What you need to do: Copy out everything from the start of the records down to the line that contains "color-field-cell (401, 674, 415, 688)", including both the first line and that line. Stop there and write nothing after it.

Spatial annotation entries
########################################

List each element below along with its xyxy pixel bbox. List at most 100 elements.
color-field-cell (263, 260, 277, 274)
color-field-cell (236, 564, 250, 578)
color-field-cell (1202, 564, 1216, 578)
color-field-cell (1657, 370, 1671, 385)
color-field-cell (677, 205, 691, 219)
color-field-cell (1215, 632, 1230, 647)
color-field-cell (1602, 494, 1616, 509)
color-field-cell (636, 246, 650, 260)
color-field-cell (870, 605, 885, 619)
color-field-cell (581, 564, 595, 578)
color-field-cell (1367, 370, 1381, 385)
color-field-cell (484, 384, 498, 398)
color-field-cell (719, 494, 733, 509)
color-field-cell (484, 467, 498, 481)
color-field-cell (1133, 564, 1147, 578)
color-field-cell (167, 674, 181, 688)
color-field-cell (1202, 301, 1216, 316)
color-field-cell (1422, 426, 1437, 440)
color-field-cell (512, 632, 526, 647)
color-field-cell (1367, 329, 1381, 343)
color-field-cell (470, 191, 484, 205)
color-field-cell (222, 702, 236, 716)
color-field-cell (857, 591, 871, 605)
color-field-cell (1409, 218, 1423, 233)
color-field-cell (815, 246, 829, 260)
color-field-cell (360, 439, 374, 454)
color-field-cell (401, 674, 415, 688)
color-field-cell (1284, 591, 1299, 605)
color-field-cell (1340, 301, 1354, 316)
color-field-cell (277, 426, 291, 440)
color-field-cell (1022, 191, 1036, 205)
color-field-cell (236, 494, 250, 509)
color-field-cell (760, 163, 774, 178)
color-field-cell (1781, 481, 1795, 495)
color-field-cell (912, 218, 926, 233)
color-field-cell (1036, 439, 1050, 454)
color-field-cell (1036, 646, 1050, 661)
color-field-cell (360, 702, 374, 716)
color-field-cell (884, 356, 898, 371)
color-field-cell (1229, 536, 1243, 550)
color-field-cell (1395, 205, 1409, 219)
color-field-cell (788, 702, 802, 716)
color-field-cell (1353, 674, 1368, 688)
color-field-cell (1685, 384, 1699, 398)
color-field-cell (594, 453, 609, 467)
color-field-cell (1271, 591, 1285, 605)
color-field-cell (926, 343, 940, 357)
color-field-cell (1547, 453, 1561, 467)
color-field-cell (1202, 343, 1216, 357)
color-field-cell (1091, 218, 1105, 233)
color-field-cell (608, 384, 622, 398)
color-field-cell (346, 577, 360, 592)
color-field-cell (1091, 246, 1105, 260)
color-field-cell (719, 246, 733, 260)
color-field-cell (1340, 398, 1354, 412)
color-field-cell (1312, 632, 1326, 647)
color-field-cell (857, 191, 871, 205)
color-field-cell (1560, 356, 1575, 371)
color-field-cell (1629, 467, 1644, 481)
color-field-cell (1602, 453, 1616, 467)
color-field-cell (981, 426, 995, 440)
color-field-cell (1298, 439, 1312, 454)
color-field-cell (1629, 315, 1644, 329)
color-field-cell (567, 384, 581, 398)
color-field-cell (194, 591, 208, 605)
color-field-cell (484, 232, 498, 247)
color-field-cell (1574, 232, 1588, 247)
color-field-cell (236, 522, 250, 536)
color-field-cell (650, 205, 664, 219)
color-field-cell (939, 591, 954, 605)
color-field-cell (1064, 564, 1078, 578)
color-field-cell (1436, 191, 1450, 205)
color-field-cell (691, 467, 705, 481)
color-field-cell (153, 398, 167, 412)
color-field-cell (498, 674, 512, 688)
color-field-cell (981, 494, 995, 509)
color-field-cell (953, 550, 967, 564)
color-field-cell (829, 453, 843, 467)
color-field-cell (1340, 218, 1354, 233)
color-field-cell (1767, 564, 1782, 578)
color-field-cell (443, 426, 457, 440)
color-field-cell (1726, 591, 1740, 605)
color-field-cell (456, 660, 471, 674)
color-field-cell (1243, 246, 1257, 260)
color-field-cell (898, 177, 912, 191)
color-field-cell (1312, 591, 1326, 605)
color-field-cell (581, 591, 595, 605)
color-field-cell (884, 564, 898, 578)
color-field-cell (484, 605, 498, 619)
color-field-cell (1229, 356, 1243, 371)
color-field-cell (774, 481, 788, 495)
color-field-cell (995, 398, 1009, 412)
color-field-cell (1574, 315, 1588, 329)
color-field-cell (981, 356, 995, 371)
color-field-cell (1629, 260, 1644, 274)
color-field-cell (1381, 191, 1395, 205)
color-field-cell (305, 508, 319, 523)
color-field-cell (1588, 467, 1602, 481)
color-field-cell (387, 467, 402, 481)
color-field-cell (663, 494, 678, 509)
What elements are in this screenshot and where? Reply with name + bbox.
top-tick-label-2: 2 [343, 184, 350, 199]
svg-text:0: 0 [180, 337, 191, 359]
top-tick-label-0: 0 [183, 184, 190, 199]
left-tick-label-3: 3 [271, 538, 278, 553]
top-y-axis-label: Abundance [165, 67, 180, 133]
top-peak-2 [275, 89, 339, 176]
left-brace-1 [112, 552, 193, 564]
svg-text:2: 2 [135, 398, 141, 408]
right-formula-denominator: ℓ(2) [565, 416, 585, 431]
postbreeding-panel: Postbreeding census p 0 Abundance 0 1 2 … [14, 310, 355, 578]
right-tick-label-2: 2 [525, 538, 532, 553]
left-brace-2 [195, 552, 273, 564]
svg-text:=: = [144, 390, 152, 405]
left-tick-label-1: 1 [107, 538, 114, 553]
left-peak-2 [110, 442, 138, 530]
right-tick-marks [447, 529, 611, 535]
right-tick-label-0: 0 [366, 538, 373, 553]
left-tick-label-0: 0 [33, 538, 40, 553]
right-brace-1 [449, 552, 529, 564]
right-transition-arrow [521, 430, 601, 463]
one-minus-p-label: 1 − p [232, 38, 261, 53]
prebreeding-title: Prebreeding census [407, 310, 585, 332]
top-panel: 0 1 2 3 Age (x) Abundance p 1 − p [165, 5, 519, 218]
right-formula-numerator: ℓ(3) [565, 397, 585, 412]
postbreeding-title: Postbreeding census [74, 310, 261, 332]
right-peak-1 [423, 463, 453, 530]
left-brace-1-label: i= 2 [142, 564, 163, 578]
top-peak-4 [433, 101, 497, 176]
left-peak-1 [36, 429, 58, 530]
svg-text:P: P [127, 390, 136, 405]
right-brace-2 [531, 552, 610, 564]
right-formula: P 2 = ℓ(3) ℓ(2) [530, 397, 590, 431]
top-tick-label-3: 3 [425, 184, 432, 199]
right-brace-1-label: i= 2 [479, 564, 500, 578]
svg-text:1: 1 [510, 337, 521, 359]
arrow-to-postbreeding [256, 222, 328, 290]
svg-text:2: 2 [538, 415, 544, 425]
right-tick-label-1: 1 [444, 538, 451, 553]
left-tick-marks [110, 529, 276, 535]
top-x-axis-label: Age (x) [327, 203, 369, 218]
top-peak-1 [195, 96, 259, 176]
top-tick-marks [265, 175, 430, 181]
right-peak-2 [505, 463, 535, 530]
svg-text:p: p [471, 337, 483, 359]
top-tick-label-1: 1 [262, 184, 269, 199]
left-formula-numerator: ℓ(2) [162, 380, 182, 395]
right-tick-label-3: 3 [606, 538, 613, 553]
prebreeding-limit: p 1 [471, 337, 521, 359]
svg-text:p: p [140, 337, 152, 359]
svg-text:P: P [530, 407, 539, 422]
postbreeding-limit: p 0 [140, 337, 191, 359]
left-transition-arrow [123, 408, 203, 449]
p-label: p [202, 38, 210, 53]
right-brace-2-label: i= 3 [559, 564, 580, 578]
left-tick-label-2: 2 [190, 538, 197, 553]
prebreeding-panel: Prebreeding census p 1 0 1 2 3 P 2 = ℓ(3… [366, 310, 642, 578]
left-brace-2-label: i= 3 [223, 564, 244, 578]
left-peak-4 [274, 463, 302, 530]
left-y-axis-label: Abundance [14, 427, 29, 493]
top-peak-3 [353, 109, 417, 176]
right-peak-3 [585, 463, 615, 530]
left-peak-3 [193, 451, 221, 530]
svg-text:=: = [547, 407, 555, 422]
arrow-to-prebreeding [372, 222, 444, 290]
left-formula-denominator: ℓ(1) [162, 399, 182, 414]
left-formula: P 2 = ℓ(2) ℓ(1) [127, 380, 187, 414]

########################################

Written response:
List each element below along with its xyxy pixel bbox. List at most 100 elements.
color-field-cell (263, 260, 277, 274)
color-field-cell (236, 564, 250, 578)
color-field-cell (1202, 564, 1216, 578)
color-field-cell (1657, 370, 1671, 385)
color-field-cell (677, 205, 691, 219)
color-field-cell (1215, 632, 1230, 647)
color-field-cell (1602, 494, 1616, 509)
color-field-cell (636, 246, 650, 260)
color-field-cell (870, 605, 885, 619)
color-field-cell (581, 564, 595, 578)
color-field-cell (1367, 370, 1381, 385)
color-field-cell (484, 384, 498, 398)
color-field-cell (719, 494, 733, 509)
color-field-cell (484, 467, 498, 481)
color-field-cell (1133, 564, 1147, 578)
color-field-cell (167, 674, 181, 688)
color-field-cell (1202, 301, 1216, 316)
color-field-cell (1422, 426, 1437, 440)
color-field-cell (512, 632, 526, 647)
color-field-cell (1367, 329, 1381, 343)
color-field-cell (470, 191, 484, 205)
color-field-cell (222, 702, 236, 716)
color-field-cell (857, 591, 871, 605)
color-field-cell (1409, 218, 1423, 233)
color-field-cell (815, 246, 829, 260)
color-field-cell (360, 439, 374, 454)
color-field-cell (401, 674, 415, 688)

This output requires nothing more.